> [DIRECTION]: Restate all of the entries exactly, dropping any pictures they hold.

─── RECORDS FOR THE EXERCISE

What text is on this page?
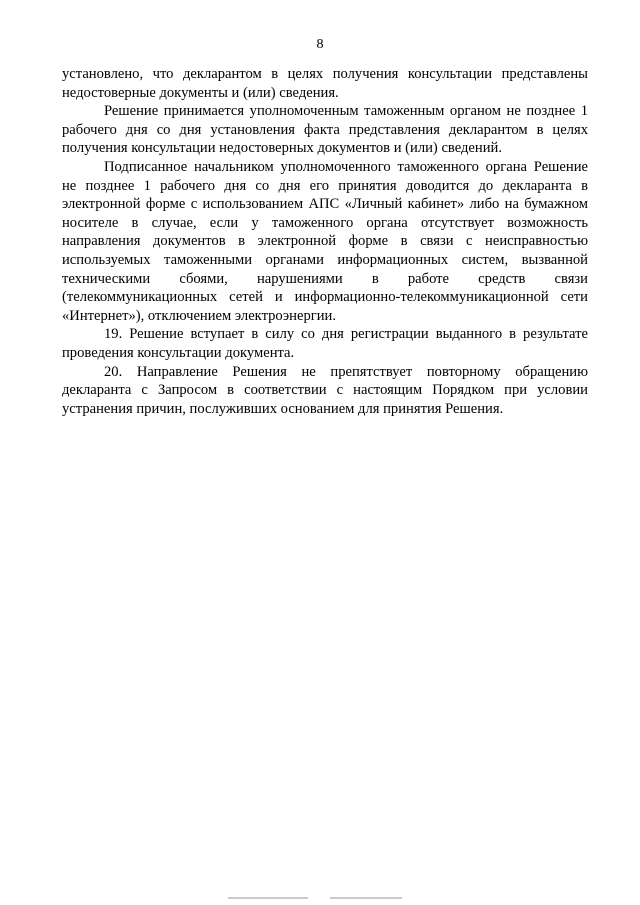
8

установлено, что декларантом в целях получения консультации представлены недостоверные документы и (или) сведения.

Решение принимается уполномоченным таможенным органом не позднее 1 рабочего дня со дня установления факта представления декларантом в целях получения консультации недостоверных документов и (или) сведений.

Подписанное начальником уполномоченного таможенного органа Решение не позднее 1 рабочего дня со дня его принятия доводится до декларанта в электронной форме с использованием АПС «Личный кабинет» либо на бумажном носителе в случае, если у таможенного органа отсутствует возможность направления документов в электронной форме в связи с неисправностью используемых таможенными органами информационных систем, вызванной техническими сбоями, нарушениями в работе средств связи (телекоммуникационных сетей и информационно-телекоммуникационной сети «Интернет»), отключением электроэнергии.

19. Решение вступает в силу со дня регистрации выданного в результате проведения консультации документа.

20. Направление Решения не препятствует повторному обращению декларанта с Запросом в соответствии с настоящим Порядком при условии устранения причин, послуживших основанием для принятия Решения.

──────

> [EXPECTED ANSWER]:
What text is on this page?
8

установлено, что декларантом в целях получения консультации представлены недостоверные документы и (или) сведения.

Решение принимается уполномоченным таможенным органом не позднее 1 рабочего дня со дня установления факта представления декларантом в целях получения консультации недостоверных документов и (или) сведений.

Подписанное начальником уполномоченного таможенного органа Решение не позднее 1 рабочего дня со дня его принятия доводится до декларанта в электронной форме с использованием АПС «Личный кабинет» либо на бумажном носителе в случае, если у таможенного органа отсутствует возможность направления документов в электронной форме в связи с неисправностью используемых таможенными органами информационных систем, вызванной техническими сбоями, нарушениями в работе средств связи (телекоммуникационных сетей и информационно-телекоммуникационной сети «Интернет»), отключением электроэнергии.

19. Решение вступает в силу со дня регистрации выданного в результате проведения консультации документа.

20. Направление Решения не препятствует повторному обращению декларанта с Запросом в соответствии с настоящим Порядком при условии устранения причин, послуживших основанием для принятия Решения.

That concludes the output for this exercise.